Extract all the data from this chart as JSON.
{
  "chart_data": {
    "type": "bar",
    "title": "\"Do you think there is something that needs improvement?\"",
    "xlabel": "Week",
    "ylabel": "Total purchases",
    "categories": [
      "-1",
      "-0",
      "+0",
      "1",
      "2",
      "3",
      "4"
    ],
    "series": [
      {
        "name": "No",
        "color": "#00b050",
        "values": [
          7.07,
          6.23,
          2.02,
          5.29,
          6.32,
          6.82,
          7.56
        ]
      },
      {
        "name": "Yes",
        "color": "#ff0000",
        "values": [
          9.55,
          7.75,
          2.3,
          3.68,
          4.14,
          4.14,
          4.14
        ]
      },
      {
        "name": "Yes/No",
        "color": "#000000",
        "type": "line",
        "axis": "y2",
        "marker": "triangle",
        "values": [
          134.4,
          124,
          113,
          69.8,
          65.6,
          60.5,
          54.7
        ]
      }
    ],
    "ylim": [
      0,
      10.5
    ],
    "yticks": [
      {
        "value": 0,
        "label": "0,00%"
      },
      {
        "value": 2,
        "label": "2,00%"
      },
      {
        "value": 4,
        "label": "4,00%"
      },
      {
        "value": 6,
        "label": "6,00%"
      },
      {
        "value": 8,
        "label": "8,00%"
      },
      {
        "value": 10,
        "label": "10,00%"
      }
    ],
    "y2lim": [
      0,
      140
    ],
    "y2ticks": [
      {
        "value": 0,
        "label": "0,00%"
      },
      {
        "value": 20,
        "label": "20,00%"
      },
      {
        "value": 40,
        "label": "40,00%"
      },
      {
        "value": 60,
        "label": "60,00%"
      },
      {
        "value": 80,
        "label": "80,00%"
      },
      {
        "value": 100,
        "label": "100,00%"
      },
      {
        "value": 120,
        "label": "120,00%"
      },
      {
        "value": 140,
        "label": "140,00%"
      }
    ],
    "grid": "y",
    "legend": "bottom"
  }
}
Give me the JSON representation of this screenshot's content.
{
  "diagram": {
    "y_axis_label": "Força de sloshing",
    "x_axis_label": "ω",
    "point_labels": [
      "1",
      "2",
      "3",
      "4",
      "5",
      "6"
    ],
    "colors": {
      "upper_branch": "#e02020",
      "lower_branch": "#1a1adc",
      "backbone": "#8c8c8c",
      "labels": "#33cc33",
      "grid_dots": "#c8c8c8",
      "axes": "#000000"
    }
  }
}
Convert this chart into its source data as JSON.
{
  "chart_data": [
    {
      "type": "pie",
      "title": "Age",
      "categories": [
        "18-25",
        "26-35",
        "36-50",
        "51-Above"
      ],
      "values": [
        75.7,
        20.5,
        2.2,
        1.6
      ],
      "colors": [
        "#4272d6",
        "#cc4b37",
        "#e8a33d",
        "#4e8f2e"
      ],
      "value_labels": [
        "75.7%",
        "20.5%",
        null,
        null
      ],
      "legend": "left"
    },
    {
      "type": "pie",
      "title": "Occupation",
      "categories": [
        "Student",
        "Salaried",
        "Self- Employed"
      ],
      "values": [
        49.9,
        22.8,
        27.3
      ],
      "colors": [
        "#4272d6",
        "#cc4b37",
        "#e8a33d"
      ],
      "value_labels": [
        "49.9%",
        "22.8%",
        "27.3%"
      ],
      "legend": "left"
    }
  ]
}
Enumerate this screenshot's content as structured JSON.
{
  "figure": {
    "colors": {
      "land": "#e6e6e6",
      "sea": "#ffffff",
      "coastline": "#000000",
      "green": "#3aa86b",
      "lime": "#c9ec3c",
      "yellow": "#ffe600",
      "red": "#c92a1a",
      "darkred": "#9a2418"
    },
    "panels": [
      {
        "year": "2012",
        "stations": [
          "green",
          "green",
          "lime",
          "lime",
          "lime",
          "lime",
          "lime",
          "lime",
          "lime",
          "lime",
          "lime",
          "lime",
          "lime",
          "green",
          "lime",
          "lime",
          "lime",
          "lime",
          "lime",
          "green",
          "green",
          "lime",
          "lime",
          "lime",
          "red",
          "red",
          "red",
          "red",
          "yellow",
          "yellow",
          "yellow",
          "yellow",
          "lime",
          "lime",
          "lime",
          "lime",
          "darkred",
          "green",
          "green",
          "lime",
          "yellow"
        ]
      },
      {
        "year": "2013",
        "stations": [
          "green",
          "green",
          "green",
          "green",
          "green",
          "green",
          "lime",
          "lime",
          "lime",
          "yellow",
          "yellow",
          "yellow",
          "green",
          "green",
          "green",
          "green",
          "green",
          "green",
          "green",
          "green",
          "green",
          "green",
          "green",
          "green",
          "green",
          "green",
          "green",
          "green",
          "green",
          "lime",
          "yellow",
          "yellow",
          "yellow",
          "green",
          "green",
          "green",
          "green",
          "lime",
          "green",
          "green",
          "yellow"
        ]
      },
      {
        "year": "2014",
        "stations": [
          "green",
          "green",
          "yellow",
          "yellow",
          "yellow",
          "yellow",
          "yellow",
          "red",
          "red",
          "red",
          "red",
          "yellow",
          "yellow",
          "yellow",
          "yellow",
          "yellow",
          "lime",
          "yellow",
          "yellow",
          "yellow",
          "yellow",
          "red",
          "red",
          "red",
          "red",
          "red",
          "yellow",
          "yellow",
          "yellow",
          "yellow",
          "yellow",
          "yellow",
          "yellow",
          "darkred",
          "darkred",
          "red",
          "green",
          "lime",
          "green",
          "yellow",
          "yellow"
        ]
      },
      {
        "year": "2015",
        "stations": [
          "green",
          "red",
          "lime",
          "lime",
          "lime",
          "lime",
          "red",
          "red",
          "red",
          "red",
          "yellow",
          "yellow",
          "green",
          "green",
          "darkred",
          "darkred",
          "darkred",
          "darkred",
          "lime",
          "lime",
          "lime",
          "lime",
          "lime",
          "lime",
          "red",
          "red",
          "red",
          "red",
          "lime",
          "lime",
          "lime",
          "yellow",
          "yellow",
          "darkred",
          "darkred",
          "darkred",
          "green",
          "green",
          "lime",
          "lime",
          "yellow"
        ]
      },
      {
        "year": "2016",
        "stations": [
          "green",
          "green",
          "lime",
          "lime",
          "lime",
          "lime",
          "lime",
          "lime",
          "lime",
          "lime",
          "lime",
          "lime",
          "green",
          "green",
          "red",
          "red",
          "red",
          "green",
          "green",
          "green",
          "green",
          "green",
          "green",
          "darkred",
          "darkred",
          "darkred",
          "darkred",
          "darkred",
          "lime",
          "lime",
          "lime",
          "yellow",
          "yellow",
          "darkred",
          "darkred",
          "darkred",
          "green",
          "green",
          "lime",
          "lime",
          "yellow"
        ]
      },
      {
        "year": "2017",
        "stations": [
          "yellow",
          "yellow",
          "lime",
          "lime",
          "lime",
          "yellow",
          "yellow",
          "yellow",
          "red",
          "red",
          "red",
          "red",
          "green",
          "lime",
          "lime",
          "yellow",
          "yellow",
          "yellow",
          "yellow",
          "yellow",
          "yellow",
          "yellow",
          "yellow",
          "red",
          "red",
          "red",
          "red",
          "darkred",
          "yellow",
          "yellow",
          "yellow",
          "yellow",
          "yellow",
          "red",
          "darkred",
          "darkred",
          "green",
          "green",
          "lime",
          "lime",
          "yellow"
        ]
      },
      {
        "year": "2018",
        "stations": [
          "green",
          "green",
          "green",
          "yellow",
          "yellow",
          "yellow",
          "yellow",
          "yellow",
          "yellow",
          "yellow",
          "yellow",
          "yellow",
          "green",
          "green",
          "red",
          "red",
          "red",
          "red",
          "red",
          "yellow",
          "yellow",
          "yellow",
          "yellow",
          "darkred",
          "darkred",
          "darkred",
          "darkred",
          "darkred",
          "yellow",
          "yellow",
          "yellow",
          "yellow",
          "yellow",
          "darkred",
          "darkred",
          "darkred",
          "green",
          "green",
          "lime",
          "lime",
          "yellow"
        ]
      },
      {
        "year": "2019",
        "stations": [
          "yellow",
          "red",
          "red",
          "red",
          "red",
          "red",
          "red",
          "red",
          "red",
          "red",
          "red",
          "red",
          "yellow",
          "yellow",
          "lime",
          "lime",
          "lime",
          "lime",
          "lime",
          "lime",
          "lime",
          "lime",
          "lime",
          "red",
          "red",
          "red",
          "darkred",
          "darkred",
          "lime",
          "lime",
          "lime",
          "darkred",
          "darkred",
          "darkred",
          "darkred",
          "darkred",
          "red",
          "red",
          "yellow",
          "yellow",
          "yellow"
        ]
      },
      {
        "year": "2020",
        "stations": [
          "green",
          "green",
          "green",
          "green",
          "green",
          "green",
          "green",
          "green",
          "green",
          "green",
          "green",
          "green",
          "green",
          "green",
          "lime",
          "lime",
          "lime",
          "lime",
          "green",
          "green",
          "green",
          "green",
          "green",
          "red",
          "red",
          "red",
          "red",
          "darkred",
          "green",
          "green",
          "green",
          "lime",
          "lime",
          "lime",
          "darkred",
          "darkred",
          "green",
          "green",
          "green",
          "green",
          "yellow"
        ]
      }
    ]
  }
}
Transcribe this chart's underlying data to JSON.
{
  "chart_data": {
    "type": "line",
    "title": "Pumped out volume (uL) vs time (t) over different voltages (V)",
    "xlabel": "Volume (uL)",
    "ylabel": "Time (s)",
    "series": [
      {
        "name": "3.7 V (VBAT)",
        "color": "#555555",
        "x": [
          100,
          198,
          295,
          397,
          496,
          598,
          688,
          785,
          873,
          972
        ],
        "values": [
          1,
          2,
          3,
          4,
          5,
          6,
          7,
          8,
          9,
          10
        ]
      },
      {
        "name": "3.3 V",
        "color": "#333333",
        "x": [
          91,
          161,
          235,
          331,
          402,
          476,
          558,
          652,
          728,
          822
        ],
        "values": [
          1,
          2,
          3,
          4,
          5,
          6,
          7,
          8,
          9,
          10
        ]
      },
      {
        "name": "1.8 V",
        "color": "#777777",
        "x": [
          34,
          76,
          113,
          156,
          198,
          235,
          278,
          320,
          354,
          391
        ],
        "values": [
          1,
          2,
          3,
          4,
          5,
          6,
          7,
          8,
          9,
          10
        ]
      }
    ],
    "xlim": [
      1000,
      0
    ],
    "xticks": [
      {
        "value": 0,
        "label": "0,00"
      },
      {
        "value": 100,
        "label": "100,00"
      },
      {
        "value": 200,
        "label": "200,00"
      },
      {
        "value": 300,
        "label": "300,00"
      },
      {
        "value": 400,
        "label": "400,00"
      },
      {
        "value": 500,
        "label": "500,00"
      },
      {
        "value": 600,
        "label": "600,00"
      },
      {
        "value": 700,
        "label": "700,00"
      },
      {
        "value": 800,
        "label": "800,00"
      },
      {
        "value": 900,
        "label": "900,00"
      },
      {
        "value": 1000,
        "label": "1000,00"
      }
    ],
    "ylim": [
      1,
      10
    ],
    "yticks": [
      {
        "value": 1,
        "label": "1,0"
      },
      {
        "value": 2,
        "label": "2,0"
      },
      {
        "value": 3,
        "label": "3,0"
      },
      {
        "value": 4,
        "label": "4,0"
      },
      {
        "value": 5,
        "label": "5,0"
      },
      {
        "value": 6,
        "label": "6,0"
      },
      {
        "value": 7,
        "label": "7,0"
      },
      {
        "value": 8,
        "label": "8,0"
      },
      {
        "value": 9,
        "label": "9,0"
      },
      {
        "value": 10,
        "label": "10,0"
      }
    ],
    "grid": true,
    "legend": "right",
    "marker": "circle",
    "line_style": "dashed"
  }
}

▶ **Task requirements**
Copy each line in the data that holds the word "screenshot".

▶ **Full output**
Give me the JSON representation of this screenshot's content.
Enumerate this screenshot's content as structured JSON.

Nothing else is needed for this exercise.